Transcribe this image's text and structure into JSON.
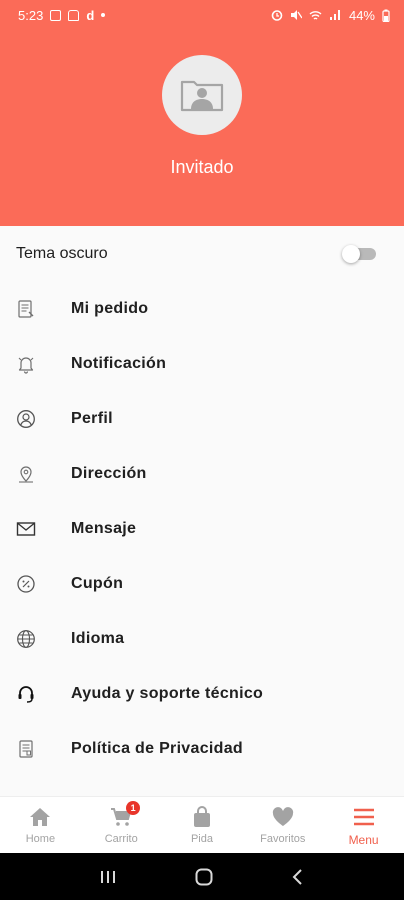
{
  "status_bar": {
    "time": "5:23",
    "carrier_letter": "d",
    "battery": "44%"
  },
  "header": {
    "username": "Invitado",
    "background_color": "#fb6b58",
    "avatar_icon": "user-photo-icon"
  },
  "dark_mode": {
    "label": "Tema oscuro",
    "enabled": false
  },
  "menu": {
    "items": [
      {
        "label": "Mi pedido",
        "icon": "order-list-icon"
      },
      {
        "label": "Notificación",
        "icon": "bell-icon"
      },
      {
        "label": "Perfil",
        "icon": "profile-icon"
      },
      {
        "label": "Dirección",
        "icon": "location-pin-icon"
      },
      {
        "label": "Mensaje",
        "icon": "envelope-icon"
      },
      {
        "label": "Cupón",
        "icon": "coupon-icon"
      },
      {
        "label": "Idioma",
        "icon": "globe-icon"
      },
      {
        "label": "Ayuda y soporte técnico",
        "icon": "headset-icon"
      },
      {
        "label": "Política de Privacidad",
        "icon": "document-icon"
      }
    ]
  },
  "bottom_nav": {
    "items": [
      {
        "label": "Home",
        "icon": "home-icon"
      },
      {
        "label": "Carrito",
        "icon": "cart-icon",
        "badge": "1"
      },
      {
        "label": "Pida",
        "icon": "bag-icon"
      },
      {
        "label": "Favoritos",
        "icon": "heart-icon"
      },
      {
        "label": "Menu",
        "icon": "menu-icon",
        "active": true
      }
    ],
    "accent_color": "#f0604d",
    "inactive_color": "#a3a3a3"
  }
}
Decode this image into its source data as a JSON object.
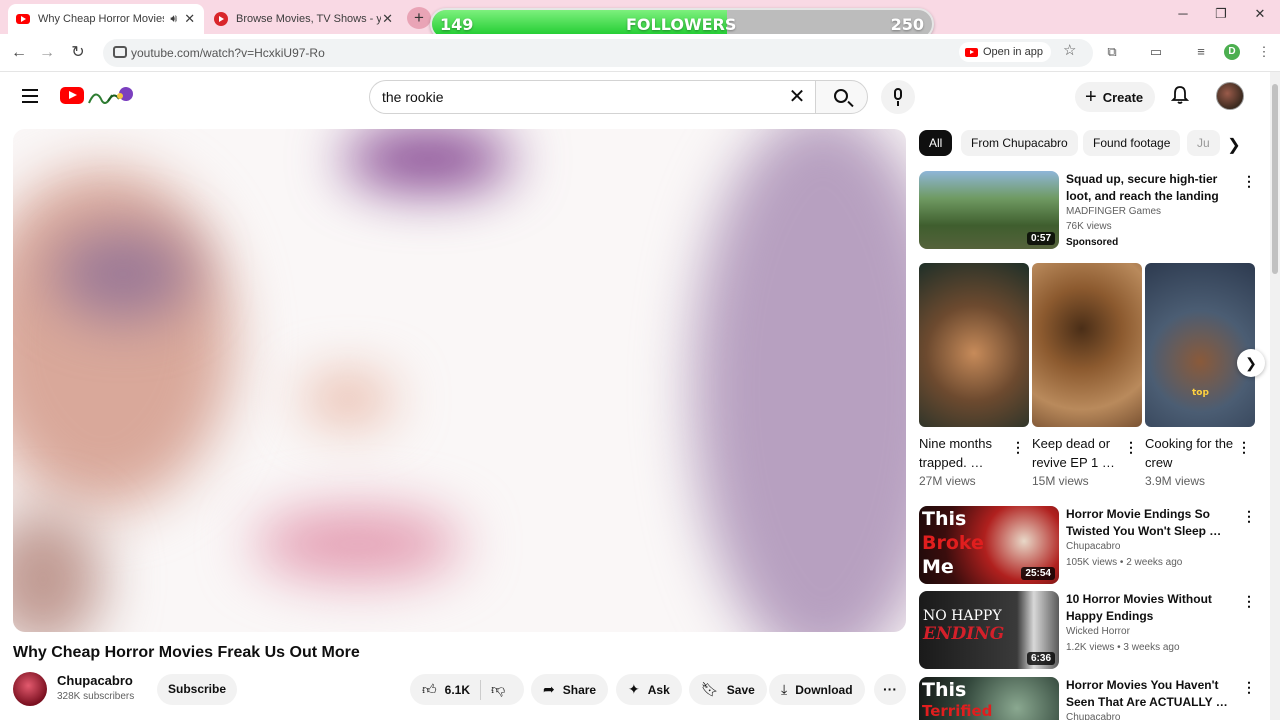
{
  "browser": {
    "tabs": [
      {
        "title": "Why Cheap Horror Movies F",
        "active": true
      },
      {
        "title": "Browse Movies, TV Shows - yFli",
        "active": false
      }
    ],
    "url": "youtube.com/watch?v=HcxkiU97-Ro",
    "open_in_app": "Open in app",
    "profile_initial": "D"
  },
  "followers_bar": {
    "current": "149",
    "label": "FOLLOWERS",
    "goal": "250",
    "progress": 0.59
  },
  "header": {
    "search_query": "the rookie",
    "create_label": "Create"
  },
  "video": {
    "title": "Why Cheap Horror Movies Freak Us Out More",
    "channel": "Chupacabro",
    "subscribers": "328K subscribers",
    "subscribe_label": "Subscribe",
    "likes": "6.1K",
    "actions": {
      "share": "Share",
      "ask": "Ask",
      "save": "Save",
      "download": "Download"
    }
  },
  "chips": [
    "All",
    "From Chupacabro",
    "Found footage",
    "Ju"
  ],
  "recommendations": [
    {
      "title": "Squad up, secure high-tier loot, and reach the landing zone…",
      "channel": "MADFINGER Games",
      "meta": "76K views",
      "duration": "0:57",
      "sponsored": "Sponsored"
    },
    {
      "title": "Horror Movie Endings So Twisted You Won't Sleep …",
      "channel": "Chupacabro",
      "meta": "105K views • 2 weeks ago",
      "duration": "25:54",
      "thumb_text": [
        "This",
        "Broke",
        "Me"
      ]
    },
    {
      "title": "10 Horror Movies Without Happy Endings",
      "channel": "Wicked Horror",
      "meta": "1.2K views • 3 weeks ago",
      "duration": "6:36",
      "thumb_text": [
        "NO HAPPY",
        "ENDING"
      ]
    },
    {
      "title": "Horror Movies You Haven't Seen That Are ACTUALLY …",
      "channel": "Chupacabro",
      "meta": "",
      "duration": "",
      "thumb_text": [
        "This",
        "Terrified"
      ]
    }
  ],
  "shorts": [
    {
      "title": "Nine months trapped. …",
      "views": "27M views"
    },
    {
      "title": "Keep dead or revive EP 1 …",
      "views": "15M views"
    },
    {
      "title": "Cooking for the crew",
      "views": "3.9M views",
      "thumb_caption": "top"
    }
  ],
  "colors": {
    "youtube_red": "#ff0000",
    "tabstrip_bg": "#f9d9e4",
    "progress_green": "#18c92a"
  }
}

******

→ PROMPT
Retype each line of the listing above word for word. Exclude the pictures.

→ WRITTEN RESPONSE
Transcribe this image's text and structure into JSON.
{
  "status_bar": {
    "time": "5:23",
    "carrier_letter": "d",
    "battery": "44%"
  },
  "header": {
    "username": "Invitado",
    "background_color": "#fb6b58",
    "avatar_icon": "user-photo-icon"
  },
  "dark_mode": {
    "label": "Tema oscuro",
    "enabled": false
  },
  "menu": {
    "items": [
      {
        "label": "Mi pedido",
        "icon": "order-list-icon"
      },
      {
        "label": "Notificación",
        "icon": "bell-icon"
      },
      {
        "label": "Perfil",
        "icon": "profile-icon"
      },
      {
        "label": "Dirección",
        "icon": "location-pin-icon"
      },
      {
        "label": "Mensaje",
        "icon": "envelope-icon"
      },
      {
        "label": "Cupón",
        "icon": "coupon-icon"
      },
      {
        "label": "Idioma",
        "icon": "globe-icon"
      },
      {
        "label": "Ayuda y soporte técnico",
        "icon": "headset-icon"
      },
      {
        "label": "Política de Privacidad",
        "icon": "document-icon"
      }
    ]
  },
  "bottom_nav": {
    "items": [
      {
        "label": "Home",
        "icon": "home-icon"
      },
      {
        "label": "Carrito",
        "icon": "cart-icon",
        "badge": "1"
      },
      {
        "label": "Pida",
        "icon": "bag-icon"
      },
      {
        "label": "Favoritos",
        "icon": "heart-icon"
      },
      {
        "label": "Menu",
        "icon": "menu-icon",
        "active": true
      }
    ],
    "accent_color": "#f0604d",
    "inactive_color": "#a3a3a3"
  }
}
Decode this image into its source data as a JSON object.
{
  "browser": {
    "tabs": [
      {
        "title": "Why Cheap Horror Movies F",
        "active": true
      },
      {
        "title": "Browse Movies, TV Shows - yFli",
        "active": false
      }
    ],
    "url": "youtube.com/watch?v=HcxkiU97-Ro",
    "open_in_app": "Open in app",
    "profile_initial": "D"
  },
  "followers_bar": {
    "current": "149",
    "label": "FOLLOWERS",
    "goal": "250",
    "progress": 0.59
  },
  "header": {
    "search_query": "the rookie",
    "create_label": "Create"
  },
  "video": {
    "title": "Why Cheap Horror Movies Freak Us Out More",
    "channel": "Chupacabro",
    "subscribers": "328K subscribers",
    "subscribe_label": "Subscribe",
    "likes": "6.1K",
    "actions": {
      "share": "Share",
      "ask": "Ask",
      "save": "Save",
      "download": "Download"
    }
  },
  "chips": [
    "All",
    "From Chupacabro",
    "Found footage",
    "Ju"
  ],
  "recommendations": [
    {
      "title": "Squad up, secure high-tier loot, and reach the landing zone…",
      "channel": "MADFINGER Games",
      "meta": "76K views",
      "duration": "0:57",
      "sponsored": "Sponsored"
    },
    {
      "title": "Horror Movie Endings So Twisted You Won't Sleep …",
      "channel": "Chupacabro",
      "meta": "105K views • 2 weeks ago",
      "duration": "25:54",
      "thumb_text": [
        "This",
        "Broke",
        "Me"
      ]
    },
    {
      "title": "10 Horror Movies Without Happy Endings",
      "channel": "Wicked Horror",
      "meta": "1.2K views • 3 weeks ago",
      "duration": "6:36",
      "thumb_text": [
        "NO HAPPY",
        "ENDING"
      ]
    },
    {
      "title": "Horror Movies You Haven't Seen That Are ACTUALLY …",
      "channel": "Chupacabro",
      "meta": "",
      "duration": "",
      "thumb_text": [
        "This",
        "Terrified"
      ]
    }
  ],
  "shorts": [
    {
      "title": "Nine months trapped. …",
      "views": "27M views"
    },
    {
      "title": "Keep dead or revive EP 1 …",
      "views": "15M views"
    },
    {
      "title": "Cooking for the crew",
      "views": "3.9M views",
      "thumb_caption": "top"
    }
  ],
  "colors": {
    "youtube_red": "#ff0000",
    "tabstrip_bg": "#f9d9e4",
    "progress_green": "#18c92a"
  }
}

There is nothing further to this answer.